AIM OF THE EXERCISE:
In your copy, leave out the pictures; write out all the data exactly.
[Begin LISTED ENTRIES]
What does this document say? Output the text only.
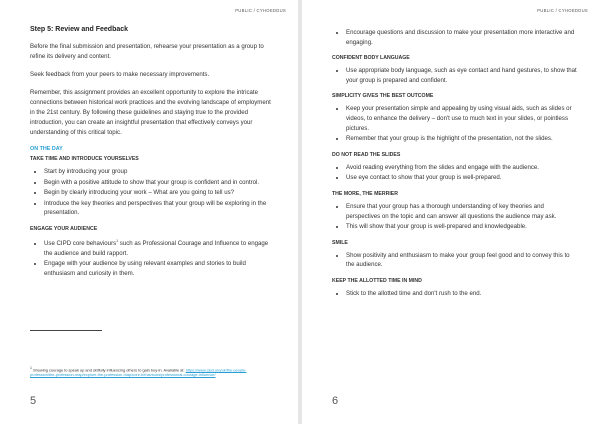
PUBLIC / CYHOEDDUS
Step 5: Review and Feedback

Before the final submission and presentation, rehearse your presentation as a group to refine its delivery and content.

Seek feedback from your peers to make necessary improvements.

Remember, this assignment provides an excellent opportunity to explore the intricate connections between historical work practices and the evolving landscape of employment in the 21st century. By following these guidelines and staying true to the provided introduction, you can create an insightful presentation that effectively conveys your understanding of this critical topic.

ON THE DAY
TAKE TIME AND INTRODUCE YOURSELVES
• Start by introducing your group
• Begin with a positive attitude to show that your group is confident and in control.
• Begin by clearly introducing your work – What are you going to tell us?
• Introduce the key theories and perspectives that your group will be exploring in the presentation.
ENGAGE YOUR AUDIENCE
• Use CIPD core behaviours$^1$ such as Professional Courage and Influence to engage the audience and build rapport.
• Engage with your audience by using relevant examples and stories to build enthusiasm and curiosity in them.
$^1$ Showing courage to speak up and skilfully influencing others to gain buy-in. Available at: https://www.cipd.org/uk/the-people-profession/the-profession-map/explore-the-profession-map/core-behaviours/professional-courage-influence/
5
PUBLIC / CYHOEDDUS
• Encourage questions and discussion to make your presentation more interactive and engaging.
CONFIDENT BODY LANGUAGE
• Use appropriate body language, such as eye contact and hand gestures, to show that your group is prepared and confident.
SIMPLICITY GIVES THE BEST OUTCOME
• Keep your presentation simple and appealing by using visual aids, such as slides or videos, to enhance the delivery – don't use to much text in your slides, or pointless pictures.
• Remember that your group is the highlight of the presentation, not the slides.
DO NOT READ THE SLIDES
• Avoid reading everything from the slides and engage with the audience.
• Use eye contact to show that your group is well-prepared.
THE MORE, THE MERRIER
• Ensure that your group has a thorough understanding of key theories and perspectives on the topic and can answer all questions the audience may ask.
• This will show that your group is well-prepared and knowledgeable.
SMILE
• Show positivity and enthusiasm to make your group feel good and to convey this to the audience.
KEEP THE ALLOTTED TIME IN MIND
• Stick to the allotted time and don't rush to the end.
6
[End LISTED ENTRIES]
EXERCISE RESPONSE:
What does this document say? Output the text only.
PUBLIC / CYHOEDDUS
Step 5: Review and Feedback

Before the final submission and presentation, rehearse your presentation as a group to refine its delivery and content.

Seek feedback from your peers to make necessary improvements.

Remember, this assignment provides an excellent opportunity to explore the intricate connections between historical work practices and the evolving landscape of employment in the 21st century. By following these guidelines and staying true to the provided introduction, you can create an insightful presentation that effectively conveys your understanding of this critical topic.

ON THE DAY
TAKE TIME AND INTRODUCE YOURSELVES
• Start by introducing your group
• Begin with a positive attitude to show that your group is confident and in control.
• Begin by clearly introducing your work – What are you going to tell us?
• Introduce the key theories and perspectives that your group will be exploring in the presentation.
ENGAGE YOUR AUDIENCE
• Use CIPD core behaviours$^1$ such as Professional Courage and Influence to engage the audience and build rapport.
• Engage with your audience by using relevant examples and stories to build enthusiasm and curiosity in them.
$^1$ Showing courage to speak up and skilfully influencing others to gain buy-in. Available at: https://www.cipd.org/uk/the-people-profession/the-profession-map/explore-the-profession-map/core-behaviours/professional-courage-influence/
5
PUBLIC / CYHOEDDUS
• Encourage questions and discussion to make your presentation more interactive and engaging.
CONFIDENT BODY LANGUAGE
• Use appropriate body language, such as eye contact and hand gestures, to show that your group is prepared and confident.
SIMPLICITY GIVES THE BEST OUTCOME
• Keep your presentation simple and appealing by using visual aids, such as slides or videos, to enhance the delivery – don't use to much text in your slides, or pointless pictures.
• Remember that your group is the highlight of the presentation, not the slides.
DO NOT READ THE SLIDES
• Avoid reading everything from the slides and engage with the audience.
• Use eye contact to show that your group is well-prepared.
THE MORE, THE MERRIER
• Ensure that your group has a thorough understanding of key theories and perspectives on the topic and can answer all questions the audience may ask.
• This will show that your group is well-prepared and knowledgeable.
SMILE
• Show positivity and enthusiasm to make your group feel good and to convey this to the audience.
KEEP THE ALLOTTED TIME IN MIND
• Stick to the allotted time and don't rush to the end.
6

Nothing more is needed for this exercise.